§ **Working data**
--------------------
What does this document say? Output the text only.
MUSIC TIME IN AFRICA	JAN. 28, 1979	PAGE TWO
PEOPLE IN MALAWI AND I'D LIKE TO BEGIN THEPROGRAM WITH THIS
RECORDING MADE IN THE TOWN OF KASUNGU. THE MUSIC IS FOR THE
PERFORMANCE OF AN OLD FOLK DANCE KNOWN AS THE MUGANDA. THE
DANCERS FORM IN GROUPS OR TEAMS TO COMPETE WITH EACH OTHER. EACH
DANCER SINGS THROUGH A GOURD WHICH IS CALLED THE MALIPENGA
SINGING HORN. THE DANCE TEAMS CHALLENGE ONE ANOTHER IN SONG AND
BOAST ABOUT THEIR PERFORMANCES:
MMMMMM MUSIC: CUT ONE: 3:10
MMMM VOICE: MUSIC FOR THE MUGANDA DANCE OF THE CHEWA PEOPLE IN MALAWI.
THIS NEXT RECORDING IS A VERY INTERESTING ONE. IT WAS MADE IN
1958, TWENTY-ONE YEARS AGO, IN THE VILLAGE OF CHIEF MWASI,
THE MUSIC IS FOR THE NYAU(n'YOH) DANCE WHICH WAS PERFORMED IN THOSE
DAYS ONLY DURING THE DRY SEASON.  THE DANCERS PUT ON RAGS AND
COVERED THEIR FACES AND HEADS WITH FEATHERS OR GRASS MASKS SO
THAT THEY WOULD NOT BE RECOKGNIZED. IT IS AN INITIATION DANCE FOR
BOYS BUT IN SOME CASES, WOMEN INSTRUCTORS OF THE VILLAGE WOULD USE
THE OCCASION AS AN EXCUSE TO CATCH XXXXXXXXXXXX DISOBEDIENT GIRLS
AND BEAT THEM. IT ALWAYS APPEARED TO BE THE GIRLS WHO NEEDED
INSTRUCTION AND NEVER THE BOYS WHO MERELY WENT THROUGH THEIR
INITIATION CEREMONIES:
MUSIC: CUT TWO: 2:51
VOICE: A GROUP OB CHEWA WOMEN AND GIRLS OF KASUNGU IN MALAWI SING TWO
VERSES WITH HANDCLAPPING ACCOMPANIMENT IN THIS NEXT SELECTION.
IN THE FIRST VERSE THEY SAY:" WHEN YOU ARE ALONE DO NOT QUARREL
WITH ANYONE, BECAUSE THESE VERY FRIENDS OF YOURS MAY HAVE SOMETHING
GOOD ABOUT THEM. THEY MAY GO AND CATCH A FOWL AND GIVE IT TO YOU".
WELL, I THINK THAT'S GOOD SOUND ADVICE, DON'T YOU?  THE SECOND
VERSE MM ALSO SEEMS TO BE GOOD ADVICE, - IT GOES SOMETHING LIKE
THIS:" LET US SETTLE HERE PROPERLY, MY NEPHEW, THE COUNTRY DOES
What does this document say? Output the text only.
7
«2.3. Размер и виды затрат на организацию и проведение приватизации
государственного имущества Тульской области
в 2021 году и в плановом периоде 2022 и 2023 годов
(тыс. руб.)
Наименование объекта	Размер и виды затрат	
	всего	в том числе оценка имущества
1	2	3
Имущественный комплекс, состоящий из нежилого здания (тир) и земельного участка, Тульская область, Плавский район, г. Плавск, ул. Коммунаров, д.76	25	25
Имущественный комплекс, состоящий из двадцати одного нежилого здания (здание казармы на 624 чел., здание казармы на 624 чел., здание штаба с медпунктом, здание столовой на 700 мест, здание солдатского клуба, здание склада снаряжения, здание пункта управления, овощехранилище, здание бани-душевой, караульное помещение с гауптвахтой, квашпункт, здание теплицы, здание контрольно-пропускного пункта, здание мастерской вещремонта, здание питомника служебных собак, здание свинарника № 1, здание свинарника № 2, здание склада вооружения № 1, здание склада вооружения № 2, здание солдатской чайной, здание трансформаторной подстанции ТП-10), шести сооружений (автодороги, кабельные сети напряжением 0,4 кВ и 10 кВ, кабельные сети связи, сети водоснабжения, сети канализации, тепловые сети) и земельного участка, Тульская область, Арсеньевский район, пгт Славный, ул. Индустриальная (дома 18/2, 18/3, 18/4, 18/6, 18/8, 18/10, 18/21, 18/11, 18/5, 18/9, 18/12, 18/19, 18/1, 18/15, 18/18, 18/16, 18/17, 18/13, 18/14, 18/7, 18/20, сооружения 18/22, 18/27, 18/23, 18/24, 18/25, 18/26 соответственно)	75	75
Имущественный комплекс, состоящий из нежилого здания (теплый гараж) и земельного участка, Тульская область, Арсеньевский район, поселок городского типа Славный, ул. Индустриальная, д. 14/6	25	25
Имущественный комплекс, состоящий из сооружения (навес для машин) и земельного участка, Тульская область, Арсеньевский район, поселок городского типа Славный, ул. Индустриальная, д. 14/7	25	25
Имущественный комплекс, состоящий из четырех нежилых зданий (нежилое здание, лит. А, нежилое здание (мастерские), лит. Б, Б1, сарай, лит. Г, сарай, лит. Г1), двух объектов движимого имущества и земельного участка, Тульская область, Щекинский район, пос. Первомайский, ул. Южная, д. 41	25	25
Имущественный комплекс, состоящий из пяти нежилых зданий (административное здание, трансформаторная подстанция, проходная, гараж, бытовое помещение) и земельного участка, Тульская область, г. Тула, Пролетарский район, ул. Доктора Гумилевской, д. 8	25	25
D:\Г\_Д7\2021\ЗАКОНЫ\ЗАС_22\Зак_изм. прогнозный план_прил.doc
--------------------
§ **What to work on**
Which lines in the data above contain "VERY"? Show each one.

§ **Expected answer**
THIS NEXT RECORDING IS A VERY INTERESTING ONE. IT WAS MADE IN
WITH ANYONE, BECAUSE THESE VERY FRIENDS OF YOURS MAY HAVE SOMETHING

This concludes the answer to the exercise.